EXERCISE DIRECTIONS: Could you print the data below, reproducing every line exactly as it appears?

• • •

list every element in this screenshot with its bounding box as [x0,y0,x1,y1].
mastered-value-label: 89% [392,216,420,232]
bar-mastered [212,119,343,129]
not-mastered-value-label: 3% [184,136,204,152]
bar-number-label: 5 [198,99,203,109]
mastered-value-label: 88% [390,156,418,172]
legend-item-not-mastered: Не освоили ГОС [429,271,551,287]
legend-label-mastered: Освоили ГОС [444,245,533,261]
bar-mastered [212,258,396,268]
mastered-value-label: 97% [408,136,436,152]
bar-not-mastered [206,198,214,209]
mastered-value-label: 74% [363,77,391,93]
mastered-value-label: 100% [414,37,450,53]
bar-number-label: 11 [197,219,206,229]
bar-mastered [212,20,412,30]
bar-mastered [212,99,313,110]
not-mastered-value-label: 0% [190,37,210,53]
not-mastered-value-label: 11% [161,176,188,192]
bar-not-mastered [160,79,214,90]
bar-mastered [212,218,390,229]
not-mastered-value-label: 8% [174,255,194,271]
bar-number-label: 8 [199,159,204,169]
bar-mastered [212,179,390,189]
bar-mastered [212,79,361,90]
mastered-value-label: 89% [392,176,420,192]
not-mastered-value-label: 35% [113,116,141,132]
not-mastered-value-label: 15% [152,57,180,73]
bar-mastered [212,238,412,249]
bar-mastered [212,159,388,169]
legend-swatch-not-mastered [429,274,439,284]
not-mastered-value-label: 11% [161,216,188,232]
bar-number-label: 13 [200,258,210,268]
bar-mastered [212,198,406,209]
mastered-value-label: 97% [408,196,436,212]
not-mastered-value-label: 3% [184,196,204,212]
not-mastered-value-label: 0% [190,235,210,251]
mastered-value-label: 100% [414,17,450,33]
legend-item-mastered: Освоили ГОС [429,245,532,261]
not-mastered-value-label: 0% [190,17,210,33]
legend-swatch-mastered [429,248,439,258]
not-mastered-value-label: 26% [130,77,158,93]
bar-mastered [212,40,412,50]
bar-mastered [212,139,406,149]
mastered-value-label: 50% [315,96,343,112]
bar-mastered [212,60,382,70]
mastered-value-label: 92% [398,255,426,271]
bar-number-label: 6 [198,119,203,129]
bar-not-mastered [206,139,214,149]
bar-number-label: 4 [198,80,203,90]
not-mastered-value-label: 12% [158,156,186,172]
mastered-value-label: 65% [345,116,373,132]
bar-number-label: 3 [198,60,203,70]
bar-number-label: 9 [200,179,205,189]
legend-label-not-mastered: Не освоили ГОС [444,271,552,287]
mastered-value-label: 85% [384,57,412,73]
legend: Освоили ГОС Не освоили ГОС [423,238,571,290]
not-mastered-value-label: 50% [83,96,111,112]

• • •

COMPLETE ANSWER:
list every element in this screenshot with its bounding box as [x0,y0,x1,y1].
mastered-value-label: 89% [392,216,420,232]
bar-mastered [212,119,343,129]
not-mastered-value-label: 3% [184,136,204,152]
bar-number-label: 5 [198,99,203,109]
mastered-value-label: 88% [390,156,418,172]
legend-item-not-mastered: Не освоили ГОС [429,271,551,287]
legend-label-mastered: Освоили ГОС [444,245,533,261]
bar-mastered [212,258,396,268]
mastered-value-label: 97% [408,136,436,152]
bar-not-mastered [206,198,214,209]
mastered-value-label: 74% [363,77,391,93]
mastered-value-label: 100% [414,37,450,53]
bar-number-label: 11 [197,219,206,229]
bar-mastered [212,20,412,30]
bar-mastered [212,99,313,110]
not-mastered-value-label: 0% [190,37,210,53]
not-mastered-value-label: 11% [161,176,188,192]
bar-not-mastered [160,79,214,90]
bar-mastered [212,218,390,229]
not-mastered-value-label: 8% [174,255,194,271]
bar-number-label: 8 [199,159,204,169]
bar-mastered [212,179,390,189]
bar-mastered [212,79,361,90]
mastered-value-label: 89% [392,176,420,192]
not-mastered-value-label: 35% [113,116,141,132]
not-mastered-value-label: 15% [152,57,180,73]
bar-mastered [212,238,412,249]
bar-mastered [212,159,388,169]
legend-swatch-not-mastered [429,274,439,284]
not-mastered-value-label: 11% [161,216,188,232]
bar-number-label: 13 [200,258,210,268]
bar-mastered [212,198,406,209]
mastered-value-label: 97% [408,196,436,212]
not-mastered-value-label: 3% [184,196,204,212]
not-mastered-value-label: 0% [190,235,210,251]
mastered-value-label: 100% [414,17,450,33]
legend-item-mastered: Освоили ГОС [429,245,532,261]
not-mastered-value-label: 0% [190,17,210,33]
legend-swatch-mastered [429,248,439,258]
not-mastered-value-label: 26% [130,77,158,93]
bar-mastered [212,40,412,50]
bar-mastered [212,139,406,149]
mastered-value-label: 50% [315,96,343,112]
bar-mastered [212,60,382,70]
mastered-value-label: 92% [398,255,426,271]
bar-number-label: 6 [198,119,203,129]
bar-not-mastered [206,139,214,149]
bar-number-label: 4 [198,80,203,90]
not-mastered-value-label: 12% [158,156,186,172]
mastered-value-label: 65% [345,116,373,132]
bar-number-label: 3 [198,60,203,70]
bar-number-label: 9 [200,179,205,189]
legend-label-not-mastered: Не освоили ГОС [444,271,552,287]
mastered-value-label: 85% [384,57,412,73]
legend: Освоили ГОС Не освоили ГОС [423,238,571,290]
not-mastered-value-label: 50% [83,96,111,112]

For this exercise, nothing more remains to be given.